▶ [What to work on] Return the whole listing, line for line, without the pictures in it.

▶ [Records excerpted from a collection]
"""
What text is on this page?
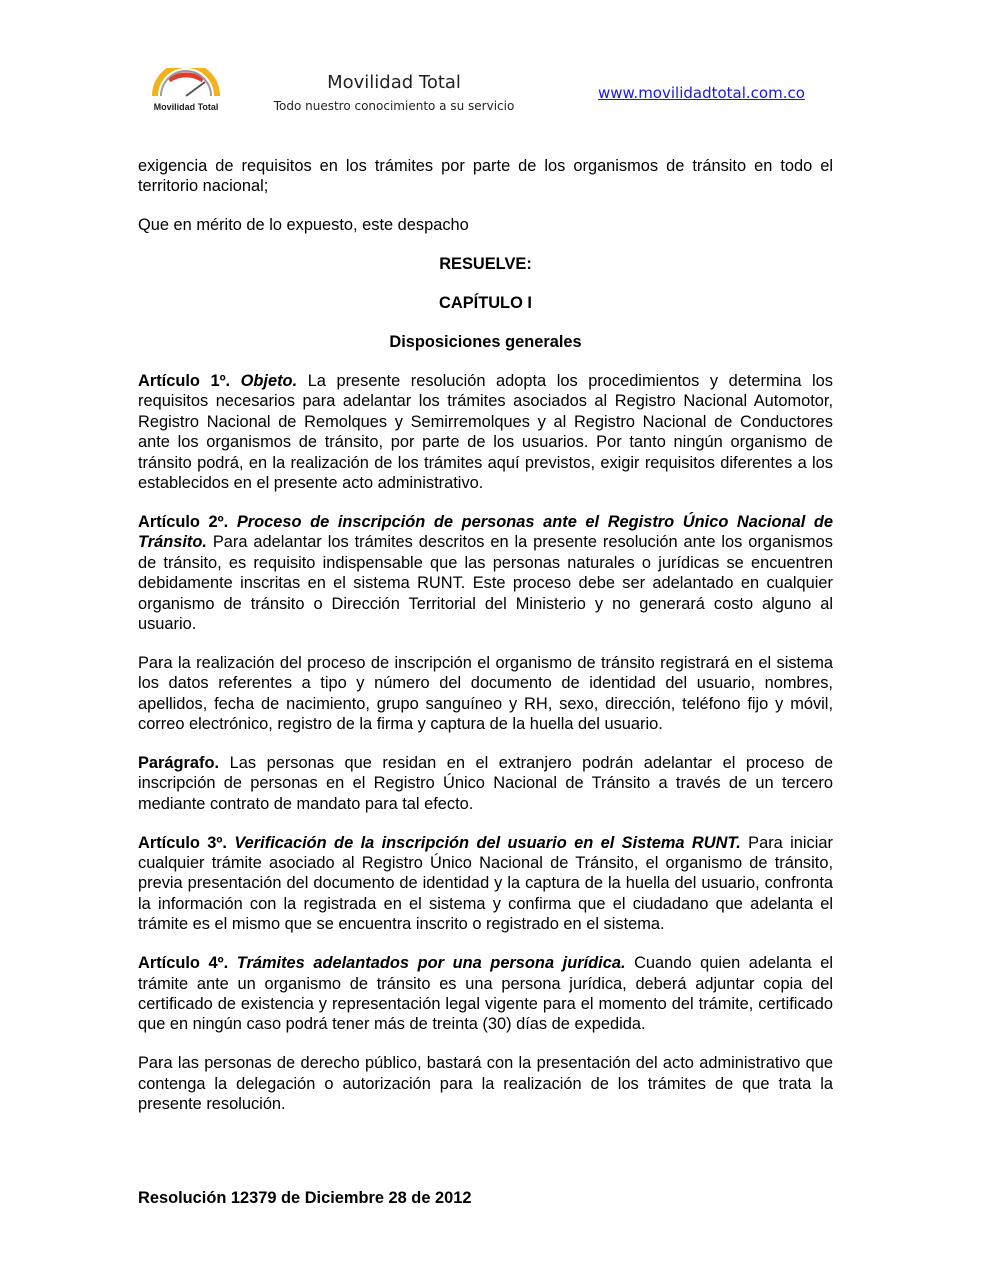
Movilidad Total
Movilidad Total
Todo nuestro conocimiento a su servicio
www.movilidadtotal.com.co

exigencia de requisitos en los trámites por parte de los organismos de tránsito en todo el territorio nacional;

Que en mérito de lo expuesto, este despacho

RESUELVE:

CAPÍTULO I

Disposiciones generales

Artículo 1º. Objeto. La presente resolución adopta los procedimientos y determina los requisitos necesarios para adelantar los trámites asociados al Registro Nacional Automotor, Registro Nacional de Remolques y Semirremolques y al Registro Nacional de Conductores ante los organismos de tránsito, por parte de los usuarios. Por tanto ningún organismo de tránsito podrá, en la realización de los trámites aquí previstos, exigir requisitos diferentes a los establecidos en el presente acto administrativo.

Artículo 2º. Proceso de inscripción de personas ante el Registro Único Nacional de Tránsito. Para adelantar los trámites descritos en la presente resolución ante los organismos de tránsito, es requisito indispensable que las personas naturales o jurídicas se encuentren debidamente inscritas en el sistema RUNT. Este proceso debe ser adelantado en cualquier organismo de tránsito o Dirección Territorial del Ministerio y no generará costo alguno al usuario.

Para la realización del proceso de inscripción el organismo de tránsito registrará en el sistema los datos referentes a tipo y número del documento de identidad del usuario, nombres, apellidos, fecha de nacimiento, grupo sanguíneo y RH, sexo, dirección, teléfono fijo y móvil, correo electrónico, registro de la firma y captura de la huella del usuario.

Parágrafo. Las personas que residan en el extranjero podrán adelantar el proceso de inscripción de personas en el Registro Único Nacional de Tránsito a través de un tercero mediante contrato de mandato para tal efecto.

Artículo 3º. Verificación de la inscripción del usuario en el Sistema RUNT. Para iniciar cualquier trámite asociado al Registro Único Nacional de Tránsito, el organismo de tránsito, previa presentación del documento de identidad y la captura de la huella del usuario, confronta la información con la registrada en el sistema y confirma que el ciudadano que adelanta el trámite es el mismo que se encuentra inscrito o registrado en el sistema.

Artículo 4º. Trámites adelantados por una persona jurídica. Cuando quien adelanta el trámite ante un organismo de tránsito es una persona jurídica, deberá adjuntar copia del certificado de existencia y representación legal vigente para el momento del trámite, certificado que en ningún caso podrá tener más de treinta (30) días de expedida.

Para las personas de derecho público, bastará con la presentación del acto administrativo que contenga la delegación o autorización para la realización de los trámites de que trata la presente resolución.

Resolución 12379 de Diciembre 28 de 2012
"""
▶ [Problem solution]
What text is on this page?
Movilidad Total
Movilidad Total
Todo nuestro conocimiento a su servicio
www.movilidadtotal.com.co

exigencia de requisitos en los trámites por parte de los organismos de tránsito en todo el territorio nacional;

Que en mérito de lo expuesto, este despacho

RESUELVE:

CAPÍTULO I

Disposiciones generales

Artículo 1º. Objeto. La presente resolución adopta los procedimientos y determina los requisitos necesarios para adelantar los trámites asociados al Registro Nacional Automotor, Registro Nacional de Remolques y Semirremolques y al Registro Nacional de Conductores ante los organismos de tránsito, por parte de los usuarios. Por tanto ningún organismo de tránsito podrá, en la realización de los trámites aquí previstos, exigir requisitos diferentes a los establecidos en el presente acto administrativo.

Artículo 2º. Proceso de inscripción de personas ante el Registro Único Nacional de Tránsito. Para adelantar los trámites descritos en la presente resolución ante los organismos de tránsito, es requisito indispensable que las personas naturales o jurídicas se encuentren debidamente inscritas en el sistema RUNT. Este proceso debe ser adelantado en cualquier organismo de tránsito o Dirección Territorial del Ministerio y no generará costo alguno al usuario.

Para la realización del proceso de inscripción el organismo de tránsito registrará en el sistema los datos referentes a tipo y número del documento de identidad del usuario, nombres, apellidos, fecha de nacimiento, grupo sanguíneo y RH, sexo, dirección, teléfono fijo y móvil, correo electrónico, registro de la firma y captura de la huella del usuario.

Parágrafo. Las personas que residan en el extranjero podrán adelantar el proceso de inscripción de personas en el Registro Único Nacional de Tránsito a través de un tercero mediante contrato de mandato para tal efecto.

Artículo 3º. Verificación de la inscripción del usuario en el Sistema RUNT. Para iniciar cualquier trámite asociado al Registro Único Nacional de Tránsito, el organismo de tránsito, previa presentación del documento de identidad y la captura de la huella del usuario, confronta la información con la registrada en el sistema y confirma que el ciudadano que adelanta el trámite es el mismo que se encuentra inscrito o registrado en el sistema.

Artículo 4º. Trámites adelantados por una persona jurídica. Cuando quien adelanta el trámite ante un organismo de tránsito es una persona jurídica, deberá adjuntar copia del certificado de existencia y representación legal vigente para el momento del trámite, certificado que en ningún caso podrá tener más de treinta (30) días de expedida.

Para las personas de derecho público, bastará con la presentación del acto administrativo que contenga la delegación o autorización para la realización de los trámites de que trata la presente resolución.

Resolución 12379 de Diciembre 28 de 2012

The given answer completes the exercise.